--- Exercise goal ---
Find and copy lines holding "knappen".

--- Data provided ---
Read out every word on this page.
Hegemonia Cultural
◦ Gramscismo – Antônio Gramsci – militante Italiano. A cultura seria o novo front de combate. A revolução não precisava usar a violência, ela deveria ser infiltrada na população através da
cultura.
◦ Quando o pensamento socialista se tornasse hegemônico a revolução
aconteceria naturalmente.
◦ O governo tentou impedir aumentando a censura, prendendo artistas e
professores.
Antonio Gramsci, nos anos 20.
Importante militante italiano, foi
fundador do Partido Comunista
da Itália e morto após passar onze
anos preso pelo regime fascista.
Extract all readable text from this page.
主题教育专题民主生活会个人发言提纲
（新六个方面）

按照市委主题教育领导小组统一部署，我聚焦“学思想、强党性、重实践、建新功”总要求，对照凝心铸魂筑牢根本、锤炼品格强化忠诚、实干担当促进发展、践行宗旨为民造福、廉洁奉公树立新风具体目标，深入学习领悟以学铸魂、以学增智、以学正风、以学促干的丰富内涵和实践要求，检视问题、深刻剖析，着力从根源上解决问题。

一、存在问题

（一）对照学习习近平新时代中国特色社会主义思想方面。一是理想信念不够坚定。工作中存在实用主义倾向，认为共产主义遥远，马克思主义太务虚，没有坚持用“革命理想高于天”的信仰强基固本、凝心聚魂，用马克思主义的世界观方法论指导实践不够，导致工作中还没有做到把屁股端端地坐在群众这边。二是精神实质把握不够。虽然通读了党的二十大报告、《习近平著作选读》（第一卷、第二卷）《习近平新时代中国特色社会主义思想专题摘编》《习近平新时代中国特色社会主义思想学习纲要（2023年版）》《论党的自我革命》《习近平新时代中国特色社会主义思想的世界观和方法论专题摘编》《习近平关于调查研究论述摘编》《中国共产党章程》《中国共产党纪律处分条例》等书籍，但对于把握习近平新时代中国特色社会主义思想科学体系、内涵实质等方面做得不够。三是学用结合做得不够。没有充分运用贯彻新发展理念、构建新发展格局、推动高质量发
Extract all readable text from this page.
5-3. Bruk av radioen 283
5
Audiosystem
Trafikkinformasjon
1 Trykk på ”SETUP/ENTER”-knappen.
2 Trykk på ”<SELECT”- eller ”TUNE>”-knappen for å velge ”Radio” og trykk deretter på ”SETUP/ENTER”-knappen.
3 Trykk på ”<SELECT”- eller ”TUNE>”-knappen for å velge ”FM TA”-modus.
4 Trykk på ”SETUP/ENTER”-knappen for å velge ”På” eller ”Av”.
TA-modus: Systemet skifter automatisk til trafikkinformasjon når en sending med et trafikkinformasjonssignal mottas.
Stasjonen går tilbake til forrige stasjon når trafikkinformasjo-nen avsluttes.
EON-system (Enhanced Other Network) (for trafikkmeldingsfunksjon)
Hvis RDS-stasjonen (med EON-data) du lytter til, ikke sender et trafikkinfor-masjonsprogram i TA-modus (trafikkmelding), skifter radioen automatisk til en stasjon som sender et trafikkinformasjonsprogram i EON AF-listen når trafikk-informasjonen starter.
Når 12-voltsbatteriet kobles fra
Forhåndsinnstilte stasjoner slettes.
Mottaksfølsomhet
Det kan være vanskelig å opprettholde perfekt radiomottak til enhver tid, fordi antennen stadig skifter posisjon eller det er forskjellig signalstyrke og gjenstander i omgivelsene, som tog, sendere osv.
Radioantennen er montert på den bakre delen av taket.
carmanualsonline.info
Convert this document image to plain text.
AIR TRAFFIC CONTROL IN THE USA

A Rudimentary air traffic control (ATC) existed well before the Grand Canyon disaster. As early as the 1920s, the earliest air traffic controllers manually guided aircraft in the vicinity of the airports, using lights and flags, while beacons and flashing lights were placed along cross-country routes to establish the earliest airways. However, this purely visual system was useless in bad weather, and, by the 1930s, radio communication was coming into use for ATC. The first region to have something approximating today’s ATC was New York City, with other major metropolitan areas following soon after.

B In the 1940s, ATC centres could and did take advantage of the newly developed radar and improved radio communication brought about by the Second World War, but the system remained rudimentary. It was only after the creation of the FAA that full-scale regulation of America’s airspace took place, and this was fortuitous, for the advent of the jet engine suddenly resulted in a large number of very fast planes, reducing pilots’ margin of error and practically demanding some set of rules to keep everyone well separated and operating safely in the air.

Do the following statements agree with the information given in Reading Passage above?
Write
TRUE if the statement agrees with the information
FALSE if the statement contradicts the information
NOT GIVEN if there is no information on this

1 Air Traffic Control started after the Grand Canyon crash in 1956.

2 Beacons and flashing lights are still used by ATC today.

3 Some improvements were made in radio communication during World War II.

--- Complete answer ---
1 Trykk på ”SETUP/ENTER”-knappen.
2 Trykk på ”<SELECT”- eller ”TUNE>”-knappen for å velge ”Radio” og trykk deretter på ”SETUP/ENTER”-knappen.
3 Trykk på ”<SELECT”- eller ”TUNE>”-knappen for å velge ”FM TA”-modus.
4 Trykk på ”SETUP/ENTER”-knappen for å velge ”På” eller ”Av”.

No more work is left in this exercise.